• **Task to complete**
Each line that holds the word "государственной" is to be identified and copied.

• **Listed entries**
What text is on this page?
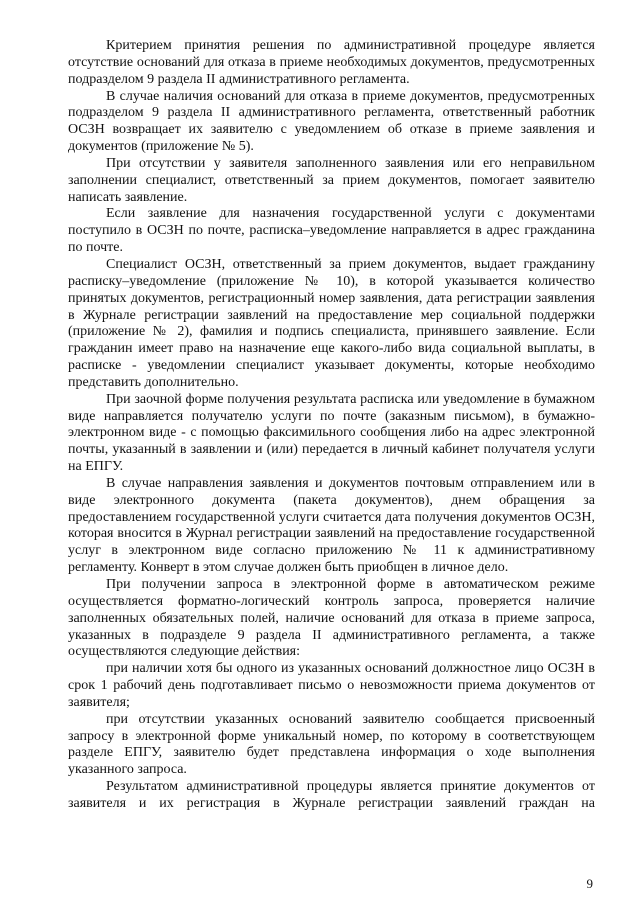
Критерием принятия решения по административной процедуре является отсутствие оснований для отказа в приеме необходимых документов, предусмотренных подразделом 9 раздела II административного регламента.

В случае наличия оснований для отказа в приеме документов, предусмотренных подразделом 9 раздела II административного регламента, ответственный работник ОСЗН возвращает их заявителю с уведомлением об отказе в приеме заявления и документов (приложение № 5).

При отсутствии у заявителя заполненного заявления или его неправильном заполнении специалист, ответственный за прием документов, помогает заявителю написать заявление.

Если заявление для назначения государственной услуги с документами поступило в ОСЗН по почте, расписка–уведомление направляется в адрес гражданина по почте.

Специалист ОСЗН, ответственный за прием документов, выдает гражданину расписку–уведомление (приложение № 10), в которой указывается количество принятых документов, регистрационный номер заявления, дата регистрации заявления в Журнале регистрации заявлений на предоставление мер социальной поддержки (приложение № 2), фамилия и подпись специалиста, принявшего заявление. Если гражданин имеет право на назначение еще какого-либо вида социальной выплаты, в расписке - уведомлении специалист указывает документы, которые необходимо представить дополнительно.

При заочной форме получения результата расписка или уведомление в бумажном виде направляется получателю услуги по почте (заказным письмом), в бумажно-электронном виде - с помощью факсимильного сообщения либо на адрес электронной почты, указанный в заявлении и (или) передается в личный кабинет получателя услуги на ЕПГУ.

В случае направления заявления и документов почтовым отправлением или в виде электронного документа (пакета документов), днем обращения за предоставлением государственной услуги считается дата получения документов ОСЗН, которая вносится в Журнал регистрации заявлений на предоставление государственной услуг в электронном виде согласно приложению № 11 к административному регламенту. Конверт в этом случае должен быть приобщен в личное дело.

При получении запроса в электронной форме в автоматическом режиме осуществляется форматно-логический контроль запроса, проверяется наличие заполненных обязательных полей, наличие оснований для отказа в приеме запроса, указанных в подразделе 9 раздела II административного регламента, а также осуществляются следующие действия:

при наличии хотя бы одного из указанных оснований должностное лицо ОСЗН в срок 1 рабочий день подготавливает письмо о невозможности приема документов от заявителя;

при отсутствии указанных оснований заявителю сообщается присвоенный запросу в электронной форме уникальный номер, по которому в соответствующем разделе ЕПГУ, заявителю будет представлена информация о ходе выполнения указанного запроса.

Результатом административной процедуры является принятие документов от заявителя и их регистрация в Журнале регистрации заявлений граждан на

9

---

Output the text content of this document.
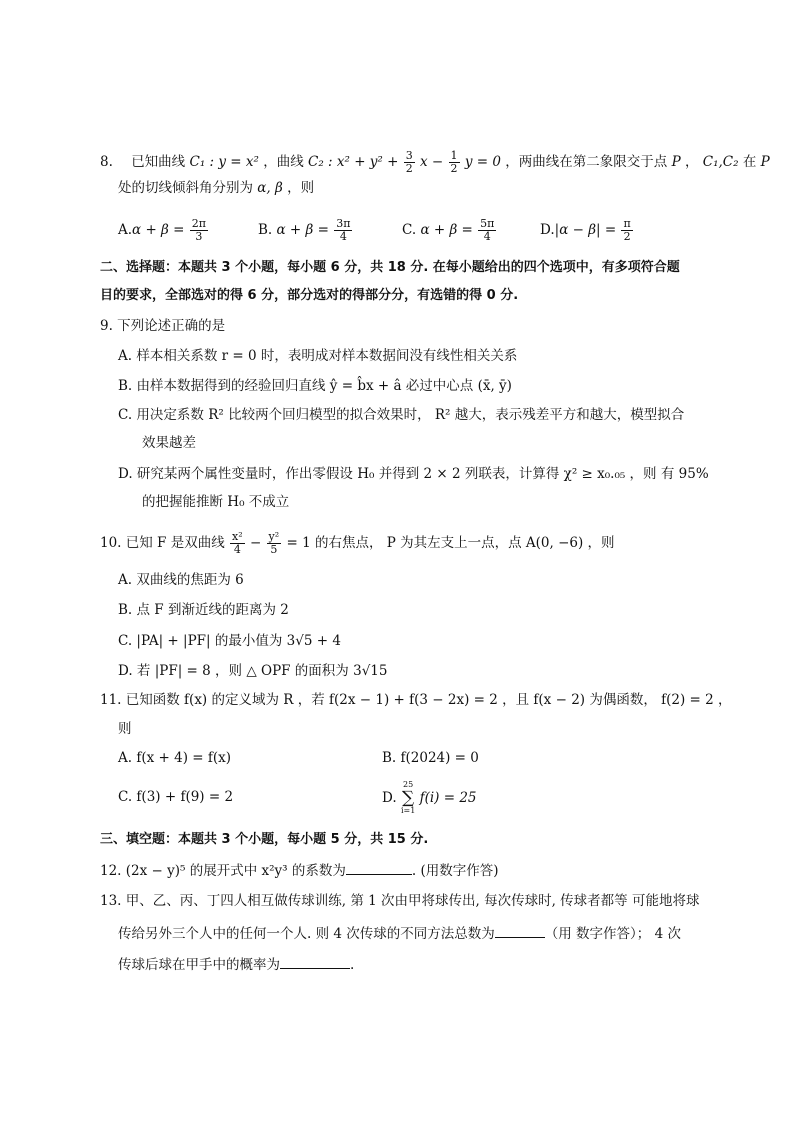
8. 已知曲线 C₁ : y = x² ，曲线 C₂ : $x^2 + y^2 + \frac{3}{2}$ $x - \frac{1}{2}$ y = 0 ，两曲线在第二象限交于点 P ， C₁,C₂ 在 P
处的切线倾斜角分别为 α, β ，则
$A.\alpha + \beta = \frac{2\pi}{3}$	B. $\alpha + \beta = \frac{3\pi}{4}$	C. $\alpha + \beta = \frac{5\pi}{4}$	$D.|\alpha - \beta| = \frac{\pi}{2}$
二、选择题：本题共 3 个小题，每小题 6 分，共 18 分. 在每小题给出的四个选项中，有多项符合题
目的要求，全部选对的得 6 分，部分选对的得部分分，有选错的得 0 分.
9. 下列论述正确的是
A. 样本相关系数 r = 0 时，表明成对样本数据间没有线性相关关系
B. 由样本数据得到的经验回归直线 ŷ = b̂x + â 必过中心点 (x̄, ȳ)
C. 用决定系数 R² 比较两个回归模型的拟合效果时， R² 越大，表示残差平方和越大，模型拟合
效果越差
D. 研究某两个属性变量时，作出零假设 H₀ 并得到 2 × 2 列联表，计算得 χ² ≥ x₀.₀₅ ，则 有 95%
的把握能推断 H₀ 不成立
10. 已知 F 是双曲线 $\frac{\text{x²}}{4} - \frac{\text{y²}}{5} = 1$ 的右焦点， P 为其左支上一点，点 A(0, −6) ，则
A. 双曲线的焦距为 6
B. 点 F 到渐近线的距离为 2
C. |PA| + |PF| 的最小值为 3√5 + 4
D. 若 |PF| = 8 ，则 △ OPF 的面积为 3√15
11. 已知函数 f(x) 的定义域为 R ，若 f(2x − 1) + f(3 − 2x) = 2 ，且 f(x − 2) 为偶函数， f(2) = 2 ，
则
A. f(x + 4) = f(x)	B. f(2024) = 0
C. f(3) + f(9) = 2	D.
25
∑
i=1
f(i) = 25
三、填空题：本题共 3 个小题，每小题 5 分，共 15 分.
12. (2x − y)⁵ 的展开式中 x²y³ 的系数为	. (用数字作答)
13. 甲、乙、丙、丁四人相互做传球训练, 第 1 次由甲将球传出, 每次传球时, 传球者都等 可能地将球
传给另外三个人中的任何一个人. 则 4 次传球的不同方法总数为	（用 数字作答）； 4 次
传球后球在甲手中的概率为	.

• **Task result**
Если заявление для назначения государственной услуги с документами поступило в ОСЗН по почте, расписка–уведомление направляется в адрес гражданина по почте.
В случае направления заявления и документов почтовым отправлением или в виде электронного документа (пакета документов), днем обращения за предоставлением государственной услуги считается дата получения документов ОСЗН, которая вносится в Журнал регистрации заявлений на предоставление государственной услуг в электронном виде согласно приложению № 11 к административному регламенту. Конверт в этом случае должен быть приобщен в личное дело.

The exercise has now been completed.